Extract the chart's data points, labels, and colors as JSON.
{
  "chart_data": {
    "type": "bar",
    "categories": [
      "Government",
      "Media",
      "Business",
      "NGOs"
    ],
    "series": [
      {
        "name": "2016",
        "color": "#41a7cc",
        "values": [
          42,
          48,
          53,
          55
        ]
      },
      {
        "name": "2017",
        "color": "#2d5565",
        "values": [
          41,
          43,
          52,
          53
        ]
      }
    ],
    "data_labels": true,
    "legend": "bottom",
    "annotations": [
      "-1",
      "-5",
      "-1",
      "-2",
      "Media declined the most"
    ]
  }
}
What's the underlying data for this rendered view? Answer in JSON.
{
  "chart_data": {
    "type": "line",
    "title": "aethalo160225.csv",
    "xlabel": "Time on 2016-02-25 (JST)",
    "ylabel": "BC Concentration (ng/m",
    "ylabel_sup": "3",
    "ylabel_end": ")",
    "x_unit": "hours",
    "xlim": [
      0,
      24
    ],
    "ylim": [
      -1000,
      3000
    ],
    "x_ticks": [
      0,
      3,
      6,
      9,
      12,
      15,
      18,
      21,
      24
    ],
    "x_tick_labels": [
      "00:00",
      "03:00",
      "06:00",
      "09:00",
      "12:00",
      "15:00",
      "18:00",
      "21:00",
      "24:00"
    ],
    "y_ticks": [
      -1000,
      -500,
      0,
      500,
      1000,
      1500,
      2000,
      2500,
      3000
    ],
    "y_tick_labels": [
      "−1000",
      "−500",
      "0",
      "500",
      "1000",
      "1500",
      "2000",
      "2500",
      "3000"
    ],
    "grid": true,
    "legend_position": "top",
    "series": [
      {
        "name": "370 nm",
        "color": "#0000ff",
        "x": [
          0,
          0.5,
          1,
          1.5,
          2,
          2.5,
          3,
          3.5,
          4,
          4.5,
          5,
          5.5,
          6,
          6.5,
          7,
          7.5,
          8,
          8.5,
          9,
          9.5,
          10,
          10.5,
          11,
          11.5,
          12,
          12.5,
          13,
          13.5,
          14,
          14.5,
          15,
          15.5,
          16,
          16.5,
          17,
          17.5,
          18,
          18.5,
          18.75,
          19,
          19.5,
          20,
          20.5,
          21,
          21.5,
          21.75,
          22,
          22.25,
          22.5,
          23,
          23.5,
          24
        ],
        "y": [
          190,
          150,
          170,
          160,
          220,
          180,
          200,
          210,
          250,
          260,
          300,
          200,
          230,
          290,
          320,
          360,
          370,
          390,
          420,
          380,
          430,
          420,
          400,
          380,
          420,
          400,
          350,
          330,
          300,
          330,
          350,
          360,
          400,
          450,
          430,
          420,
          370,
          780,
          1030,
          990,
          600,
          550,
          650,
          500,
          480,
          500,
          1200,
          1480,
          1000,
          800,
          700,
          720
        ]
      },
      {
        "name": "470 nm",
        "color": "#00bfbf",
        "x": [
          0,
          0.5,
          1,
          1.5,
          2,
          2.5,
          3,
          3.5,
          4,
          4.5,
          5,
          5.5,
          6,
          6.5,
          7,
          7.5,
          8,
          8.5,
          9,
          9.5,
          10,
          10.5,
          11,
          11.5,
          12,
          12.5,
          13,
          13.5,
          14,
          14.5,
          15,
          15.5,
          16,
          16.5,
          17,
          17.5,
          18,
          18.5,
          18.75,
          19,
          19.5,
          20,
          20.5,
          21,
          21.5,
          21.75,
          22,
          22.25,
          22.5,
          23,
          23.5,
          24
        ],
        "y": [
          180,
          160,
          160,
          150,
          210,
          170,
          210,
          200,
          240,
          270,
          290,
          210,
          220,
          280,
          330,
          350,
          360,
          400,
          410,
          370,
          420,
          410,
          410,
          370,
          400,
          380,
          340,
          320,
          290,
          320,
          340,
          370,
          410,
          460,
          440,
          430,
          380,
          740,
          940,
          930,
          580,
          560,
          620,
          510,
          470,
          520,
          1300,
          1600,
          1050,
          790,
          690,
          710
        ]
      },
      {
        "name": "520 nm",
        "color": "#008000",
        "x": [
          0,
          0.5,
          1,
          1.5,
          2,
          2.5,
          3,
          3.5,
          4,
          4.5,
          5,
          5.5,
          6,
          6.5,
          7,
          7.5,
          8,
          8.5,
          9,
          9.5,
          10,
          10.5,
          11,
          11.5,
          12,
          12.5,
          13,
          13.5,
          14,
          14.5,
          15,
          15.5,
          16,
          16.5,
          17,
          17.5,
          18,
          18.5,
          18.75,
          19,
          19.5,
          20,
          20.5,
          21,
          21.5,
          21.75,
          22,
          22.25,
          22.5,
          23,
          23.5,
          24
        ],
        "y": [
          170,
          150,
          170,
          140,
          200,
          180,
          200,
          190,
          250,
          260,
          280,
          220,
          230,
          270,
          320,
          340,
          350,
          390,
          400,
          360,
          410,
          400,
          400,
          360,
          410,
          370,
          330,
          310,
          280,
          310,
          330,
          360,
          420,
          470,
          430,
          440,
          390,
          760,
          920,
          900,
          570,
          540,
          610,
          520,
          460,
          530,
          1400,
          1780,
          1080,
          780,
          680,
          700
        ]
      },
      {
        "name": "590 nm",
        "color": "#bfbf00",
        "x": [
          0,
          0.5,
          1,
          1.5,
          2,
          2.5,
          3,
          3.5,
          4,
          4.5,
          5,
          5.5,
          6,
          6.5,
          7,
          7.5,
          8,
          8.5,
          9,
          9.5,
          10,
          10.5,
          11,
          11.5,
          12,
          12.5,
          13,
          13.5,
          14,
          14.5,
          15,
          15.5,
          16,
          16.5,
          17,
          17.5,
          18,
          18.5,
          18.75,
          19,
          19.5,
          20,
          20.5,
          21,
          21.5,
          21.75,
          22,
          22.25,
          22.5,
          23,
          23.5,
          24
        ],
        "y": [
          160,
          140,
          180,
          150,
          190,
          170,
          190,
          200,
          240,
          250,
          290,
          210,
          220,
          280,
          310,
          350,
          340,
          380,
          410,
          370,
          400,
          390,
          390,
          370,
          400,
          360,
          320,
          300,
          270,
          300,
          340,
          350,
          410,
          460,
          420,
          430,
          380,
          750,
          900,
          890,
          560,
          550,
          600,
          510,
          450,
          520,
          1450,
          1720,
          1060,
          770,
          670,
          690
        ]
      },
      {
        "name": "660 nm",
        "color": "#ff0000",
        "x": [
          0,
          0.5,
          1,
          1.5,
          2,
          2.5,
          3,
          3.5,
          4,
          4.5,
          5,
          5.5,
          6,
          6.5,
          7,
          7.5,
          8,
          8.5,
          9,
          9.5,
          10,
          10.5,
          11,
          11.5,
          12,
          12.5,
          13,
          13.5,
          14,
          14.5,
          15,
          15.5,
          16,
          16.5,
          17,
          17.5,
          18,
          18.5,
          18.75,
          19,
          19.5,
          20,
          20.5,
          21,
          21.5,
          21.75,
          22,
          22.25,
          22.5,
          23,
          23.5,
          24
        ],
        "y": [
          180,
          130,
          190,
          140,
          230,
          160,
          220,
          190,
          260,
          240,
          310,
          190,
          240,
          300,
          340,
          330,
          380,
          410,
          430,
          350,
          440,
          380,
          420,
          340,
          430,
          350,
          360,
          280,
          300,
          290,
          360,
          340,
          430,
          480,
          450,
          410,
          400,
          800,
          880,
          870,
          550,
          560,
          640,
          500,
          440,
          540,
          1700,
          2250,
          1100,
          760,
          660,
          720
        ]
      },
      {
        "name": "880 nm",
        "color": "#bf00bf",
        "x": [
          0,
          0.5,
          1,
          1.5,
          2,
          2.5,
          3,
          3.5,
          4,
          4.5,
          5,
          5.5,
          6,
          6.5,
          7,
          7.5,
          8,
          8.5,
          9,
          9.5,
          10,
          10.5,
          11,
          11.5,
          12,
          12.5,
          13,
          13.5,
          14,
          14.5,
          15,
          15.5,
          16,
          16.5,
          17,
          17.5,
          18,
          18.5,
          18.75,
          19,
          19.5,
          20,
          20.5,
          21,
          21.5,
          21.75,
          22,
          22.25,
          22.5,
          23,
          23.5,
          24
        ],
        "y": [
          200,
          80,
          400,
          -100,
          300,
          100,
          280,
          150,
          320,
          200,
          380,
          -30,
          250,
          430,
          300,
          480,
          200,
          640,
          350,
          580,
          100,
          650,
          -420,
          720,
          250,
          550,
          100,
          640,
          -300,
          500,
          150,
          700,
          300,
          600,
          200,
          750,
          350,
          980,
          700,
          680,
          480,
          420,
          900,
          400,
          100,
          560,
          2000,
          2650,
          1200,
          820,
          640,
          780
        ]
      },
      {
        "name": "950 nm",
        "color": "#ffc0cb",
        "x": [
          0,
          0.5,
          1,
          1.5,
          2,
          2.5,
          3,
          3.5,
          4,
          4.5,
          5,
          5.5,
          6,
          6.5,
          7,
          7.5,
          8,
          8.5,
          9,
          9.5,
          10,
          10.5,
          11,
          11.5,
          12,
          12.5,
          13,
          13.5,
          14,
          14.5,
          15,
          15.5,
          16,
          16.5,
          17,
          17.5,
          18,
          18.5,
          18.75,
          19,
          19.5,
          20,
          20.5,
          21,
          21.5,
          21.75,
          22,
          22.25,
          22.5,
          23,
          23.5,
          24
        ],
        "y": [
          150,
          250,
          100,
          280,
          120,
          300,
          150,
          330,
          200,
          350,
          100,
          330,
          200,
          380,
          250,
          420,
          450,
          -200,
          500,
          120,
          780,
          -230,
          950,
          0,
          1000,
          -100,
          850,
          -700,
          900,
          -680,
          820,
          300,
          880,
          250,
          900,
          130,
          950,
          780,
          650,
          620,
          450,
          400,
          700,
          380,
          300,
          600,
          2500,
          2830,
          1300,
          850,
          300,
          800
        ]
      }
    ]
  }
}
* * * * * * * * *
Given problem:
Lines that include the word "name" — how many are there in the data? Answer with the number alone.

Output for this exercise:
9